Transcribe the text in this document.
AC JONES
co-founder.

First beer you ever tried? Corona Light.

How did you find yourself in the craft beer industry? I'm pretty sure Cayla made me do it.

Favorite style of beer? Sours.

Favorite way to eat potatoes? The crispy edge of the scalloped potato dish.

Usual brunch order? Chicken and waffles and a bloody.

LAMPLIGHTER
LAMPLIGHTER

### GIVEN REQUEST
All of the material above needs to be retyped word for word.

### RESPONSE
Transcribe the text in this document.
AC JONES
co-founder.

First beer you ever tried? Corona Light.

How did you find yourself in the craft beer industry? I'm pretty sure Cayla made me do it.

Favorite style of beer? Sours.

Favorite way to eat potatoes? The crispy edge of the scalloped potato dish.

Usual brunch order? Chicken and waffles and a bloody.

LAMPLIGHTER
LAMPLIGHTER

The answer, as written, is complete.